[Excerpt from a dataset]
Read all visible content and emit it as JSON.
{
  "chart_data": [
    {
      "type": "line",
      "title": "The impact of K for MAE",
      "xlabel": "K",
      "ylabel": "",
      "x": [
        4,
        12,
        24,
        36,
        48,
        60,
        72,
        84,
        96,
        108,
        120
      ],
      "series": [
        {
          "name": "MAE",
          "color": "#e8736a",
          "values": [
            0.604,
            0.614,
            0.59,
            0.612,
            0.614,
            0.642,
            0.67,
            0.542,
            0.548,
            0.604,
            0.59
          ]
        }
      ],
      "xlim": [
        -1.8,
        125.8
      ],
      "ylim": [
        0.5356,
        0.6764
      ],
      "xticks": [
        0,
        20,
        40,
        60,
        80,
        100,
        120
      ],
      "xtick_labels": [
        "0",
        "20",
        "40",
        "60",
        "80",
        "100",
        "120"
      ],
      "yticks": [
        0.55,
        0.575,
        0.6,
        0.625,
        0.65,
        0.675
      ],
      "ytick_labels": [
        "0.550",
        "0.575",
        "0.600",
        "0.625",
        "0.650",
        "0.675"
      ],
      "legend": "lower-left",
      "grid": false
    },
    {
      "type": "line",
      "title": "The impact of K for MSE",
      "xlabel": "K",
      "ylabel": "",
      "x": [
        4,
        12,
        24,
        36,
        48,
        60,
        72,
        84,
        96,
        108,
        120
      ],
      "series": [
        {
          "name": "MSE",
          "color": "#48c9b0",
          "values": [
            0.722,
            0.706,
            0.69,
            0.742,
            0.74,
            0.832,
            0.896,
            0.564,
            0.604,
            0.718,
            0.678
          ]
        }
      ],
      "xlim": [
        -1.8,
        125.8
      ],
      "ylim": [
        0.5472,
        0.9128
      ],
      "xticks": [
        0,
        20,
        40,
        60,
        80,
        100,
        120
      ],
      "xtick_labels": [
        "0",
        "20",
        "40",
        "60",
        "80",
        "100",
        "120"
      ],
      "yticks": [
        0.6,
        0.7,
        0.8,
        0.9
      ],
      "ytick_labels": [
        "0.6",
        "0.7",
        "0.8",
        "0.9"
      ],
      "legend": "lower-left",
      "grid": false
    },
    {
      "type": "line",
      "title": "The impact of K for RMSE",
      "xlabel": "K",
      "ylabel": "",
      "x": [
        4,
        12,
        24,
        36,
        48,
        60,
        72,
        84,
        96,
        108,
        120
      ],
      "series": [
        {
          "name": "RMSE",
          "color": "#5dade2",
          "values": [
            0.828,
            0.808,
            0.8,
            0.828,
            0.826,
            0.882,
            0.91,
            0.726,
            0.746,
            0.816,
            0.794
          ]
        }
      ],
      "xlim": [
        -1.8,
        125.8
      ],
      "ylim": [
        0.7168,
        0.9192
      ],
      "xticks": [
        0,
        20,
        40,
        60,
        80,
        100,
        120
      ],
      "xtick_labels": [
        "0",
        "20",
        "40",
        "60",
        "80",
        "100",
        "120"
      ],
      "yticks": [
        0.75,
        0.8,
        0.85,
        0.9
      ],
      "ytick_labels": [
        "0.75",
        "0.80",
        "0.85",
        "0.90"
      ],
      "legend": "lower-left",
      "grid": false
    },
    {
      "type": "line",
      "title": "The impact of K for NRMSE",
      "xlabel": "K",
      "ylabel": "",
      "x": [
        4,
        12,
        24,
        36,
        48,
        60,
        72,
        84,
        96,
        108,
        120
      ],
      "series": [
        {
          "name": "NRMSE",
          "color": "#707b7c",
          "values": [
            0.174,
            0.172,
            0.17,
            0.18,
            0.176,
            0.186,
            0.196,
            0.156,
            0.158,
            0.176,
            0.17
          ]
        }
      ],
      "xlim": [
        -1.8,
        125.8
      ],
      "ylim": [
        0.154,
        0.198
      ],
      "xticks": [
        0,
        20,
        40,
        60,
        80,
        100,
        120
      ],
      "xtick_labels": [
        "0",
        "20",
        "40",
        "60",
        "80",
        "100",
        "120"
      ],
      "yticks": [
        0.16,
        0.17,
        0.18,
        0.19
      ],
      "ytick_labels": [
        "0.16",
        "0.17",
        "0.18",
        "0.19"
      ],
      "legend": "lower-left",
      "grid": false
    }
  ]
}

Directions: Repeat all entries. Match them exactly.

Correct response:
Read all visible content and emit it as JSON.
{
  "chart_data": [
    {
      "type": "line",
      "title": "The impact of K for MAE",
      "xlabel": "K",
      "ylabel": "",
      "x": [
        4,
        12,
        24,
        36,
        48,
        60,
        72,
        84,
        96,
        108,
        120
      ],
      "series": [
        {
          "name": "MAE",
          "color": "#e8736a",
          "values": [
            0.604,
            0.614,
            0.59,
            0.612,
            0.614,
            0.642,
            0.67,
            0.542,
            0.548,
            0.604,
            0.59
          ]
        }
      ],
      "xlim": [
        -1.8,
        125.8
      ],
      "ylim": [
        0.5356,
        0.6764
      ],
      "xticks": [
        0,
        20,
        40,
        60,
        80,
        100,
        120
      ],
      "xtick_labels": [
        "0",
        "20",
        "40",
        "60",
        "80",
        "100",
        "120"
      ],
      "yticks": [
        0.55,
        0.575,
        0.6,
        0.625,
        0.65,
        0.675
      ],
      "ytick_labels": [
        "0.550",
        "0.575",
        "0.600",
        "0.625",
        "0.650",
        "0.675"
      ],
      "legend": "lower-left",
      "grid": false
    },
    {
      "type": "line",
      "title": "The impact of K for MSE",
      "xlabel": "K",
      "ylabel": "",
      "x": [
        4,
        12,
        24,
        36,
        48,
        60,
        72,
        84,
        96,
        108,
        120
      ],
      "series": [
        {
          "name": "MSE",
          "color": "#48c9b0",
          "values": [
            0.722,
            0.706,
            0.69,
            0.742,
            0.74,
            0.832,
            0.896,
            0.564,
            0.604,
            0.718,
            0.678
          ]
        }
      ],
      "xlim": [
        -1.8,
        125.8
      ],
      "ylim": [
        0.5472,
        0.9128
      ],
      "xticks": [
        0,
        20,
        40,
        60,
        80,
        100,
        120
      ],
      "xtick_labels": [
        "0",
        "20",
        "40",
        "60",
        "80",
        "100",
        "120"
      ],
      "yticks": [
        0.6,
        0.7,
        0.8,
        0.9
      ],
      "ytick_labels": [
        "0.6",
        "0.7",
        "0.8",
        "0.9"
      ],
      "legend": "lower-left",
      "grid": false
    },
    {
      "type": "line",
      "title": "The impact of K for RMSE",
      "xlabel": "K",
      "ylabel": "",
      "x": [
        4,
        12,
        24,
        36,
        48,
        60,
        72,
        84,
        96,
        108,
        120
      ],
      "series": [
        {
          "name": "RMSE",
          "color": "#5dade2",
          "values": [
            0.828,
            0.808,
            0.8,
            0.828,
            0.826,
            0.882,
            0.91,
            0.726,
            0.746,
            0.816,
            0.794
          ]
        }
      ],
      "xlim": [
        -1.8,
        125.8
      ],
      "ylim": [
        0.7168,
        0.9192
      ],
      "xticks": [
        0,
        20,
        40,
        60,
        80,
        100,
        120
      ],
      "xtick_labels": [
        "0",
        "20",
        "40",
        "60",
        "80",
        "100",
        "120"
      ],
      "yticks": [
        0.75,
        0.8,
        0.85,
        0.9
      ],
      "ytick_labels": [
        "0.75",
        "0.80",
        "0.85",
        "0.90"
      ],
      "legend": "lower-left",
      "grid": false
    },
    {
      "type": "line",
      "title": "The impact of K for NRMSE",
      "xlabel": "K",
      "ylabel": "",
      "x": [
        4,
        12,
        24,
        36,
        48,
        60,
        72,
        84,
        96,
        108,
        120
      ],
      "series": [
        {
          "name": "NRMSE",
          "color": "#707b7c",
          "values": [
            0.174,
            0.172,
            0.17,
            0.18,
            0.176,
            0.186,
            0.196,
            0.156,
            0.158,
            0.176,
            0.17
          ]
        }
      ],
      "xlim": [
        -1.8,
        125.8
      ],
      "ylim": [
        0.154,
        0.198
      ],
      "xticks": [
        0,
        20,
        40,
        60,
        80,
        100,
        120
      ],
      "xtick_labels": [
        "0",
        "20",
        "40",
        "60",
        "80",
        "100",
        "120"
      ],
      "yticks": [
        0.16,
        0.17,
        0.18,
        0.19
      ],
      "ytick_labels": [
        "0.16",
        "0.17",
        "0.18",
        "0.19"
      ],
      "legend": "lower-left",
      "grid": false
    }
  ]
}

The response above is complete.